§ **Directions**
Each entry in the listing below should be restated word for word.

§ **Data shown**
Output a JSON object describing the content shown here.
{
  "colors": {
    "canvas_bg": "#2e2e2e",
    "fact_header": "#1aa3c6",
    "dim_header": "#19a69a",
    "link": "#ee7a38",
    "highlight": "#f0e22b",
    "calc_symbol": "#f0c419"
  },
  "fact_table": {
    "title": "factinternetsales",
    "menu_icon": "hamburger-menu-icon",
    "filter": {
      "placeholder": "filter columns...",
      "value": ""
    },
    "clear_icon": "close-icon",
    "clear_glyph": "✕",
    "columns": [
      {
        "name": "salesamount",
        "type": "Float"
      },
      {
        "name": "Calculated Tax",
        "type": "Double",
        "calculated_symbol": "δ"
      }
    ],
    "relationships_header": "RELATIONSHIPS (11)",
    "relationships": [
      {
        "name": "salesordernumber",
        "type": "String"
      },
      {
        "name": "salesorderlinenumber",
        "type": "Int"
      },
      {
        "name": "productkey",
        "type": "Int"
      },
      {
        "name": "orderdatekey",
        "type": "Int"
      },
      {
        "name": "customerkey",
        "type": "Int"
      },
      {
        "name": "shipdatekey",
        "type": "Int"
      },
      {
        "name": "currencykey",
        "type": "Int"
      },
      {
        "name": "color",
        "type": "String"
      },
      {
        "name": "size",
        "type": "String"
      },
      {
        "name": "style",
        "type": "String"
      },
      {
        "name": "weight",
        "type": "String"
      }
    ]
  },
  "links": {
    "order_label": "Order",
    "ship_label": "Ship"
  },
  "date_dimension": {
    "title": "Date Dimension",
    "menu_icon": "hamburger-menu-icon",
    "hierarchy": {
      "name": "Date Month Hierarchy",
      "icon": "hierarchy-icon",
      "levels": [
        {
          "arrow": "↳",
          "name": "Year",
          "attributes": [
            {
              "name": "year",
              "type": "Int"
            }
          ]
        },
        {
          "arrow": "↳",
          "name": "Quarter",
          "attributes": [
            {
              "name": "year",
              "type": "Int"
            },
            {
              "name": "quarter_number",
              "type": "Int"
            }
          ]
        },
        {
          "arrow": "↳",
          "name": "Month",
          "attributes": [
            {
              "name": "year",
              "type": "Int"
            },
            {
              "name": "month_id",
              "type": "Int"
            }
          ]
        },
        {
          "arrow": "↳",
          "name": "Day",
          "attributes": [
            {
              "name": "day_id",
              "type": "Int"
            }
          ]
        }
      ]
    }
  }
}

§ **Written reply**
Output a JSON object describing the content shown here.
{
  "colors": {
    "canvas_bg": "#2e2e2e",
    "fact_header": "#1aa3c6",
    "dim_header": "#19a69a",
    "link": "#ee7a38",
    "highlight": "#f0e22b",
    "calc_symbol": "#f0c419"
  },
  "fact_table": {
    "title": "factinternetsales",
    "menu_icon": "hamburger-menu-icon",
    "filter": {
      "placeholder": "filter columns...",
      "value": ""
    },
    "clear_icon": "close-icon",
    "clear_glyph": "✕",
    "columns": [
      {
        "name": "salesamount",
        "type": "Float"
      },
      {
        "name": "Calculated Tax",
        "type": "Double",
        "calculated_symbol": "δ"
      }
    ],
    "relationships_header": "RELATIONSHIPS (11)",
    "relationships": [
      {
        "name": "salesordernumber",
        "type": "String"
      },
      {
        "name": "salesorderlinenumber",
        "type": "Int"
      },
      {
        "name": "productkey",
        "type": "Int"
      },
      {
        "name": "orderdatekey",
        "type": "Int"
      },
      {
        "name": "customerkey",
        "type": "Int"
      },
      {
        "name": "shipdatekey",
        "type": "Int"
      },
      {
        "name": "currencykey",
        "type": "Int"
      },
      {
        "name": "color",
        "type": "String"
      },
      {
        "name": "size",
        "type": "String"
      },
      {
        "name": "style",
        "type": "String"
      },
      {
        "name": "weight",
        "type": "String"
      }
    ]
  },
  "links": {
    "order_label": "Order",
    "ship_label": "Ship"
  },
  "date_dimension": {
    "title": "Date Dimension",
    "menu_icon": "hamburger-menu-icon",
    "hierarchy": {
      "name": "Date Month Hierarchy",
      "icon": "hierarchy-icon",
      "levels": [
        {
          "arrow": "↳",
          "name": "Year",
          "attributes": [
            {
              "name": "year",
              "type": "Int"
            }
          ]
        },
        {
          "arrow": "↳",
          "name": "Quarter",
          "attributes": [
            {
              "name": "year",
              "type": "Int"
            },
            {
              "name": "quarter_number",
              "type": "Int"
            }
          ]
        },
        {
          "arrow": "↳",
          "name": "Month",
          "attributes": [
            {
              "name": "year",
              "type": "Int"
            },
            {
              "name": "month_id",
              "type": "Int"
            }
          ]
        },
        {
          "arrow": "↳",
          "name": "Day",
          "attributes": [
            {
              "name": "day_id",
              "type": "Int"
            }
          ]
        }
      ]
    }
  }
}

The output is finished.